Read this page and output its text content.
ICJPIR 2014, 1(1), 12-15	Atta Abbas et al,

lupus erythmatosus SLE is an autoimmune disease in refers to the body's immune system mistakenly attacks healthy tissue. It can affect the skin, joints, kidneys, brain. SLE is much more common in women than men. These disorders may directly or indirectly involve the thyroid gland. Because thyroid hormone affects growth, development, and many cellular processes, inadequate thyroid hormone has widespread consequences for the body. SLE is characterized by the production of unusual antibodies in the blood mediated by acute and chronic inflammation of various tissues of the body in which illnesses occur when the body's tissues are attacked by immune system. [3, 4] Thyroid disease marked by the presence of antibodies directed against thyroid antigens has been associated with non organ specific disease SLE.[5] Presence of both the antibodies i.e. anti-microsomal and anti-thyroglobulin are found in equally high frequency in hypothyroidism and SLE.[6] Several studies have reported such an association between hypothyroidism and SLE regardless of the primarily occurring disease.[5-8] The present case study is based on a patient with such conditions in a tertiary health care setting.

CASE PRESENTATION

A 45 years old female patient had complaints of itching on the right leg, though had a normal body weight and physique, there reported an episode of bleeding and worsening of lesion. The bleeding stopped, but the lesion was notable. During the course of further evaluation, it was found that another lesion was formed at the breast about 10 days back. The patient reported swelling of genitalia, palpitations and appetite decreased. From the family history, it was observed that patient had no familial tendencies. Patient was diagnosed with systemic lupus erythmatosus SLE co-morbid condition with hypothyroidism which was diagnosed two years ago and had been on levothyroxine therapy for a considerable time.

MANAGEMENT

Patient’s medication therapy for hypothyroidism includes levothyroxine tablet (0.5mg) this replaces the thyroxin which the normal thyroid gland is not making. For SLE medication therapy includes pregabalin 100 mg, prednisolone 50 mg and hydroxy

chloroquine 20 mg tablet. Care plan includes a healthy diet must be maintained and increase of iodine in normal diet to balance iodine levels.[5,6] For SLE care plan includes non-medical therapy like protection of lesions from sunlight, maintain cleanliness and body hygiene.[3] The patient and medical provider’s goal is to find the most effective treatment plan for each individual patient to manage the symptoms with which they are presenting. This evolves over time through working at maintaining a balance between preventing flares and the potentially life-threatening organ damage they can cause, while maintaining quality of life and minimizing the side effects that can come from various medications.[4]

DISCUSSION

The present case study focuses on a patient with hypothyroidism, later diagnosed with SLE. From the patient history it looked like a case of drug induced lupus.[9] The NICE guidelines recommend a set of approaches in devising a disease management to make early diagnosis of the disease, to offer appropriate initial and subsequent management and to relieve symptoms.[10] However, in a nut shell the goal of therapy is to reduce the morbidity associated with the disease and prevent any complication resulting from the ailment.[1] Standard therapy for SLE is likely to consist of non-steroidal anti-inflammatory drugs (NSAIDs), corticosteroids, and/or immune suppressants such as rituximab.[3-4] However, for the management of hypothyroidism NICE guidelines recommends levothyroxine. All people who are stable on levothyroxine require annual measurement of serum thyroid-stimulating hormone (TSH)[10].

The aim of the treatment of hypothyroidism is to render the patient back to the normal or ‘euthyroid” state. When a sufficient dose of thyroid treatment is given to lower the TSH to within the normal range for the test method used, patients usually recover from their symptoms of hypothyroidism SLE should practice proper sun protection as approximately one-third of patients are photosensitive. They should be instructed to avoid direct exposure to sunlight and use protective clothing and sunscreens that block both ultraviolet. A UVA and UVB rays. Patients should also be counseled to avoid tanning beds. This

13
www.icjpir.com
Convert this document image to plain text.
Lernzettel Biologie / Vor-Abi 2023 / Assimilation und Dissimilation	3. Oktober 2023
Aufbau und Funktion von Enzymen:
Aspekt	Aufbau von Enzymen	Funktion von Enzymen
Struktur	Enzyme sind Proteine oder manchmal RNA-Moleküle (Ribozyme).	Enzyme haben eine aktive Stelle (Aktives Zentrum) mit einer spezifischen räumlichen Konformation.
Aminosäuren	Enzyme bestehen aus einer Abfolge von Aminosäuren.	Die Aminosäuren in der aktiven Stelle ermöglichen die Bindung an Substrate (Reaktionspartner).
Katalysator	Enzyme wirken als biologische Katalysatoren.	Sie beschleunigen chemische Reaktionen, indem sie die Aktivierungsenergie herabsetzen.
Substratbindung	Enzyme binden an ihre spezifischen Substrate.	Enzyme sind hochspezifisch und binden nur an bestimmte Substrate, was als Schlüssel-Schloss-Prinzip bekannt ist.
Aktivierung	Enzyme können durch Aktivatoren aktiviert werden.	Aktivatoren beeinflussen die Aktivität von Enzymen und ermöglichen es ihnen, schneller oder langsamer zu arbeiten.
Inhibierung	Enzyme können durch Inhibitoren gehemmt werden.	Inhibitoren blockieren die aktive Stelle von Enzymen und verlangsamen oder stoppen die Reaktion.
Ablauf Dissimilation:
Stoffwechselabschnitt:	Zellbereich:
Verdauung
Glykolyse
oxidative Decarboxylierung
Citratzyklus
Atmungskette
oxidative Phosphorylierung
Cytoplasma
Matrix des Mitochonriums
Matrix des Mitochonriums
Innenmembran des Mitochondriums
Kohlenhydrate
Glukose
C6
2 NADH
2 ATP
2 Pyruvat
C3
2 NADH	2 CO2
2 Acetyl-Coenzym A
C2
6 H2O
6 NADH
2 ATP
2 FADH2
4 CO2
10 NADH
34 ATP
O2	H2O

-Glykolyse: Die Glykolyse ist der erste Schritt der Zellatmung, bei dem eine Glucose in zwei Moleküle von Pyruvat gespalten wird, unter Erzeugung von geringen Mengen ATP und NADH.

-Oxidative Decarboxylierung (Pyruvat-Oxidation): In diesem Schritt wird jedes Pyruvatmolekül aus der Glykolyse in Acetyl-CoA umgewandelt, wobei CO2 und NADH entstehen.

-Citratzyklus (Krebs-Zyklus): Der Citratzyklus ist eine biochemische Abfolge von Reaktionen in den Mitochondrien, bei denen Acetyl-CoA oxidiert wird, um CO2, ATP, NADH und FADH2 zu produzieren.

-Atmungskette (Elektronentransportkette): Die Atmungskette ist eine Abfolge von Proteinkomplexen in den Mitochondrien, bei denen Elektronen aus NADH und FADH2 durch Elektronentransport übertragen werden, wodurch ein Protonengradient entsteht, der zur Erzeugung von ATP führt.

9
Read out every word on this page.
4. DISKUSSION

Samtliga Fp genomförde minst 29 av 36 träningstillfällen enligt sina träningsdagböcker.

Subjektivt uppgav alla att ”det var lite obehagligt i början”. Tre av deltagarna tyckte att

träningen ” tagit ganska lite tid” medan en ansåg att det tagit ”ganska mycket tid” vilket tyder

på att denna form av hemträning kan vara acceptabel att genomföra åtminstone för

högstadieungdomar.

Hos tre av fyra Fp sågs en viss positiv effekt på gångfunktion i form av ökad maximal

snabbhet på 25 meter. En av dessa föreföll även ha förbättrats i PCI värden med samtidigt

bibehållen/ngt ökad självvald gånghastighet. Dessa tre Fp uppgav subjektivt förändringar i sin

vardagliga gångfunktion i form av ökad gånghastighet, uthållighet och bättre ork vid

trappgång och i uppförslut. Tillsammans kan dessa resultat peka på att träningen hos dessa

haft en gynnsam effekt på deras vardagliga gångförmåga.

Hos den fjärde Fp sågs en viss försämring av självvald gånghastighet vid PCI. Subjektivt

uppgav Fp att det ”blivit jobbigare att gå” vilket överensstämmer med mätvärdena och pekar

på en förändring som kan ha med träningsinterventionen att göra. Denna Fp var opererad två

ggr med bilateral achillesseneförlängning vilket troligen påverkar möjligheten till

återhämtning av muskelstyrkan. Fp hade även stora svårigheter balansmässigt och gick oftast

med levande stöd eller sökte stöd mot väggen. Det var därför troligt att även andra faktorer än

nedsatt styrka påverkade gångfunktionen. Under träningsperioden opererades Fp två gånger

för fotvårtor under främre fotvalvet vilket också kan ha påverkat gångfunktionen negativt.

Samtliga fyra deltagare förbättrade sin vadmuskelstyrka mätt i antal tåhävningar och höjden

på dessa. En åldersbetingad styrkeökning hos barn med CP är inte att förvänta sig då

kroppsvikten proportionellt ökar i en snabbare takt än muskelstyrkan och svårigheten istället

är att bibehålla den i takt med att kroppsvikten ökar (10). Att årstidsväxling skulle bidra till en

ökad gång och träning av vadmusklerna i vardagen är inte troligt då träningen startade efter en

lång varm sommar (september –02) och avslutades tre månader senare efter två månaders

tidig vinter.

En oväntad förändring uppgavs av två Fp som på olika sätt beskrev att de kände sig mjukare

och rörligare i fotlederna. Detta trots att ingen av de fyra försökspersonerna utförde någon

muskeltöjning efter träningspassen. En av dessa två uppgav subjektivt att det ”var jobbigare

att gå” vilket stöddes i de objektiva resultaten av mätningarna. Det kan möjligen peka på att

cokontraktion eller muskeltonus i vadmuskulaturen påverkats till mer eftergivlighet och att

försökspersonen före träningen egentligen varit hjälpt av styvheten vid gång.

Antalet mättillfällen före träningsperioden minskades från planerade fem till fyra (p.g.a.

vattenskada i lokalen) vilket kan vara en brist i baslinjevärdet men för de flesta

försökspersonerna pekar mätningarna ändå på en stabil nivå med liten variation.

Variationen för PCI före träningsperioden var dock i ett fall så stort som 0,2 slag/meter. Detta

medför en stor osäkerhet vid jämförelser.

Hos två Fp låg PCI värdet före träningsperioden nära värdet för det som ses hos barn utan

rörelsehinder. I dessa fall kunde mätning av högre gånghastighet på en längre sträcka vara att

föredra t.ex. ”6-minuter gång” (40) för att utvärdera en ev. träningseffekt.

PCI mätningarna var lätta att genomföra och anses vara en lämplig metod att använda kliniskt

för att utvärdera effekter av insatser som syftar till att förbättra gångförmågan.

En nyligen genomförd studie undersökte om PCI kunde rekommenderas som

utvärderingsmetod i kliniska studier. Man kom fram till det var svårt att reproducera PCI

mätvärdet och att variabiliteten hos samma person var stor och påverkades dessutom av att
============
→ **The problem**:
Among the records, find every line holding the word "Erzeugung" and copy it.

→ **Output for this exercise**:
-Glykolyse: Die Glykolyse ist der erste Schritt der Zellatmung, bei dem eine Glucose in zwei Moleküle von Pyruvat gespalten wird, unter Erzeugung von geringen Mengen ATP und NADH.
-Atmungskette (Elektronentransportkette): Die Atmungskette ist eine Abfolge von Proteinkomplexen in den Mitochondrien, bei denen Elektronen aus NADH und FADH2 durch Elektronentransport übertragen werden, wodurch ein Protonengradient entsteht, der zur Erzeugung von ATP führt.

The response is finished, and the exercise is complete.